## START Records provided

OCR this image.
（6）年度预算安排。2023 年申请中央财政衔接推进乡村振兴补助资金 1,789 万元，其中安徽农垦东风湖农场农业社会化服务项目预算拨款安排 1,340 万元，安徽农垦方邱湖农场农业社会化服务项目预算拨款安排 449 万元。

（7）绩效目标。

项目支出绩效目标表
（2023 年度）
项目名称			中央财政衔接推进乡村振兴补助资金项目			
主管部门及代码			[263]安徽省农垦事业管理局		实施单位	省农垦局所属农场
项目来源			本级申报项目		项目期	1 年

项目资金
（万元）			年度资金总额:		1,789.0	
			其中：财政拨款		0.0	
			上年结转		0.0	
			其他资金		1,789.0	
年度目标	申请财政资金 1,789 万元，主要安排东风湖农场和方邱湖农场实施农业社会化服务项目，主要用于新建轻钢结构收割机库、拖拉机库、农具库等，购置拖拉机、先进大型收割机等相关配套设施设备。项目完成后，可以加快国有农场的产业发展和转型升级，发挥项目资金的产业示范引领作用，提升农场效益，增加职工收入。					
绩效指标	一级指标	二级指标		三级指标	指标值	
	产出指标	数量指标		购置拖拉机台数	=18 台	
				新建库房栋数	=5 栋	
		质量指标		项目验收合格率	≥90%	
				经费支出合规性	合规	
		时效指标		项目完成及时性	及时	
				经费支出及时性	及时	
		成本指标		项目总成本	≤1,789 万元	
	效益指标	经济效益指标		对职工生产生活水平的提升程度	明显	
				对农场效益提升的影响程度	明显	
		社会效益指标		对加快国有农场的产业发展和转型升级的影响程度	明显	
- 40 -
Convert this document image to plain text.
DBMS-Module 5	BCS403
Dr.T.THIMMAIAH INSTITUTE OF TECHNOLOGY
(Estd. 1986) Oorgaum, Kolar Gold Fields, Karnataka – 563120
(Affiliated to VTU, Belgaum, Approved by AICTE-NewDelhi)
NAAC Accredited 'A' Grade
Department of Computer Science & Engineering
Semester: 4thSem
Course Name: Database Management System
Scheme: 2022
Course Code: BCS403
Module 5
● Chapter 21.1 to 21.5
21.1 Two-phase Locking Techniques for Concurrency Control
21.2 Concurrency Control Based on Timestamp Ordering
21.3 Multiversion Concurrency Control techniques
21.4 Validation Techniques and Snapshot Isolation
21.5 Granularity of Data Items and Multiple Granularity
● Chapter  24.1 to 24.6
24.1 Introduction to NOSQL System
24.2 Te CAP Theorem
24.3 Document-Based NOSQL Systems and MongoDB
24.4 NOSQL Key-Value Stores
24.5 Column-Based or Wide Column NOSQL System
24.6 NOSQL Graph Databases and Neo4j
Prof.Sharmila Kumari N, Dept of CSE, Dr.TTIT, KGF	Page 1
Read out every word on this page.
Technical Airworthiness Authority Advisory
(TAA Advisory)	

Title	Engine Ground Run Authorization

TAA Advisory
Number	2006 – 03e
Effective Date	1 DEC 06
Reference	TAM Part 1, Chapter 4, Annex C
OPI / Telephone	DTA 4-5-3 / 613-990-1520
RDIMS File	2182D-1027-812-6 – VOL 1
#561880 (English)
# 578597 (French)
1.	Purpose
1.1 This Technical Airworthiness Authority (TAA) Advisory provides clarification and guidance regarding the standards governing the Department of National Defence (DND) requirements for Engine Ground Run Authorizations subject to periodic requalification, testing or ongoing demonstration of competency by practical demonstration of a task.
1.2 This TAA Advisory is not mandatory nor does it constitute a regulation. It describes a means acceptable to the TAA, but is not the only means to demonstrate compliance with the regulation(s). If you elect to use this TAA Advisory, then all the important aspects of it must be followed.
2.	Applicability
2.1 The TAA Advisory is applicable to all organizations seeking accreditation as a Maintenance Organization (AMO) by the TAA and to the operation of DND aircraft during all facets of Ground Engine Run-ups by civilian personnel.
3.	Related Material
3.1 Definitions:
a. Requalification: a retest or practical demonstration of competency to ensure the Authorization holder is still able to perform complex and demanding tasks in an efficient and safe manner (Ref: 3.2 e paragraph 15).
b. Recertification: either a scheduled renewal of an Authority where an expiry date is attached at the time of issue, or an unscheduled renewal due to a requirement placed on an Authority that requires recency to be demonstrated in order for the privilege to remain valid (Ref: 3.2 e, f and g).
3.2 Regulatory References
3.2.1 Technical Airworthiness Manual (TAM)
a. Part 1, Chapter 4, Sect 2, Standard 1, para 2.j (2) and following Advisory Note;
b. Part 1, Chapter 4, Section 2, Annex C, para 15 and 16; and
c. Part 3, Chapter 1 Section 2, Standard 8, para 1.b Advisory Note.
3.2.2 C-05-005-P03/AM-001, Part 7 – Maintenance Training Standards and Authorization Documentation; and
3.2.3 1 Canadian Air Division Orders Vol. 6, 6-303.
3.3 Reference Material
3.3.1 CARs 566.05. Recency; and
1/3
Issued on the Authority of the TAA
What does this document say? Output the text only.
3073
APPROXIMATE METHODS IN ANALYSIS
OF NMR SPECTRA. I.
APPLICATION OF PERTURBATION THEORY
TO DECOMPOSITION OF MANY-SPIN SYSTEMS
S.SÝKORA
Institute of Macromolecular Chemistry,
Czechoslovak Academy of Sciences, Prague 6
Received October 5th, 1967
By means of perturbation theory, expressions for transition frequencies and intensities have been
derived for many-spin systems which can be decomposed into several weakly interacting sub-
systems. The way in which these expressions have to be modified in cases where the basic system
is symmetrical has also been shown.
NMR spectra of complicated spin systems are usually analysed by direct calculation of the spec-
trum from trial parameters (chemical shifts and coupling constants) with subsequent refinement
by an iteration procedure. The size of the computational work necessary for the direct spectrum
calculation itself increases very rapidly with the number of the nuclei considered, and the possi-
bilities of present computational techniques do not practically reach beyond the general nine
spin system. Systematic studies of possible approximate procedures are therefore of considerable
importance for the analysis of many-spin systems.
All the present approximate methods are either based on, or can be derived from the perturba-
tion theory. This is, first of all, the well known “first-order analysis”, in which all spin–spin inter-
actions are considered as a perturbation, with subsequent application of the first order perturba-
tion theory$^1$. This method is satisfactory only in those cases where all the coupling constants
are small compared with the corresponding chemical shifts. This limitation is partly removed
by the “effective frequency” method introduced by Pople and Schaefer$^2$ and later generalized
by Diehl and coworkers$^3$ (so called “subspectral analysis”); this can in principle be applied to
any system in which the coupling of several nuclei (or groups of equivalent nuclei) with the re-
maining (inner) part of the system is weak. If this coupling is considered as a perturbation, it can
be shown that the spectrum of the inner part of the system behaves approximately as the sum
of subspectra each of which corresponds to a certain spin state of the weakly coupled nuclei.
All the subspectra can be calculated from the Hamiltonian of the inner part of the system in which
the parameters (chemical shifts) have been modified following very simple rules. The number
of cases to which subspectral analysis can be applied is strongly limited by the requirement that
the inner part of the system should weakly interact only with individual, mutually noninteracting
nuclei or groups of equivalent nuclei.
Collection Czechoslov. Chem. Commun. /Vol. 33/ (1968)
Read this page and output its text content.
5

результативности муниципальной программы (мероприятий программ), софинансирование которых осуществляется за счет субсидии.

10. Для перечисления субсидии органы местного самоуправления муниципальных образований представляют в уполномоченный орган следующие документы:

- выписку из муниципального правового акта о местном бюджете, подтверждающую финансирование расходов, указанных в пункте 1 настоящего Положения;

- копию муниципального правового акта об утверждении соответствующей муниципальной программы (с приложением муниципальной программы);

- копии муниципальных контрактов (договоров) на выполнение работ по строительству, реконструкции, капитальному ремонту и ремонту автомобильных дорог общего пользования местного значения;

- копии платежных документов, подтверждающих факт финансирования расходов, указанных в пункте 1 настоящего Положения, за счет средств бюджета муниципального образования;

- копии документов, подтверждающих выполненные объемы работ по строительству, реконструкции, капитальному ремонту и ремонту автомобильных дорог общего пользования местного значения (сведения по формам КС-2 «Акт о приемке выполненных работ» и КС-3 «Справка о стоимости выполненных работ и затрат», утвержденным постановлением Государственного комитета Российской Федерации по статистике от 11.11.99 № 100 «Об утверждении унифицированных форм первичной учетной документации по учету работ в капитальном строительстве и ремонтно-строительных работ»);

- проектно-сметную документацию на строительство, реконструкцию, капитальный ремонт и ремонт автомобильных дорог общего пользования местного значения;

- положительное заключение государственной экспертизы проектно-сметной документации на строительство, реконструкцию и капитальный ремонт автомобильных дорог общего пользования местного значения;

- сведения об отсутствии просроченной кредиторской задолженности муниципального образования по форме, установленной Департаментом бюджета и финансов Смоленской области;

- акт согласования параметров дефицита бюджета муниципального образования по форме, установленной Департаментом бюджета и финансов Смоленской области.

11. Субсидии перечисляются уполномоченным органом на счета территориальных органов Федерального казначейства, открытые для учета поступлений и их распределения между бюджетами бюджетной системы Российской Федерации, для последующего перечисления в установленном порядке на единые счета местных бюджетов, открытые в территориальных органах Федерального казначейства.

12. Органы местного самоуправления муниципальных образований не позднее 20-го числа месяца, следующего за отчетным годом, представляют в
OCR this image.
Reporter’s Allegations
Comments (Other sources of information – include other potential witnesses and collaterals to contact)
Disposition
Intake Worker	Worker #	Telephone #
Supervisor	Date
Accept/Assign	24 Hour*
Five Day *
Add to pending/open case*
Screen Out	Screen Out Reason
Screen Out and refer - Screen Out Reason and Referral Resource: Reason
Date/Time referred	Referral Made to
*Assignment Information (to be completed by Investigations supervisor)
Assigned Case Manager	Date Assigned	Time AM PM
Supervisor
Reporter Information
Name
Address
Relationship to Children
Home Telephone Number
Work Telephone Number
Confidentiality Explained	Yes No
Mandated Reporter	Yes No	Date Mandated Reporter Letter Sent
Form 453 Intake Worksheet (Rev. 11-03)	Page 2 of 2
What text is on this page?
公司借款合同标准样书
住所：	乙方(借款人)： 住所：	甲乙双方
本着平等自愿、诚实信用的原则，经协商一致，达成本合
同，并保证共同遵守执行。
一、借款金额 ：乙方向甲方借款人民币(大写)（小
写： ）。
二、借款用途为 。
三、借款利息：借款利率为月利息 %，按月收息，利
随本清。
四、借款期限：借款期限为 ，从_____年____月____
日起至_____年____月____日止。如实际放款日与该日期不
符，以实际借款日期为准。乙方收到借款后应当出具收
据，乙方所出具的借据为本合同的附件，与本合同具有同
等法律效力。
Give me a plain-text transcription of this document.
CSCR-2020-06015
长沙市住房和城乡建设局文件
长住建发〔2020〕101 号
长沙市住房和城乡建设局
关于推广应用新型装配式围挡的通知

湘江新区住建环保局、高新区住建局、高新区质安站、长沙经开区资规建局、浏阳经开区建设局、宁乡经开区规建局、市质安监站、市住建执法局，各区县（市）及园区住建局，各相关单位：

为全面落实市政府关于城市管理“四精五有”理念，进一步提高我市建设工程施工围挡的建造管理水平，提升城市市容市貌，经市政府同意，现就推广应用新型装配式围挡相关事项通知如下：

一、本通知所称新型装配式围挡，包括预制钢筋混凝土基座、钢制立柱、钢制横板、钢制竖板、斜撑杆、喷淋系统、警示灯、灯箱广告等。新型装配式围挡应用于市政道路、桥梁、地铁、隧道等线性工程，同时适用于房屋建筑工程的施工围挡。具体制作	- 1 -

## END Records provided

The problem ▸
In the material above, show every line where the word "настоящего" turns up.

Final result ▸
- выписку из муниципального правового акта о местном бюджете, подтверждающую финансирование расходов, указанных в пункте 1 настоящего Положения;
- копии платежных документов, подтверждающих факт финансирования расходов, указанных в пункте 1 настоящего Положения, за счет средств бюджета муниципального образования;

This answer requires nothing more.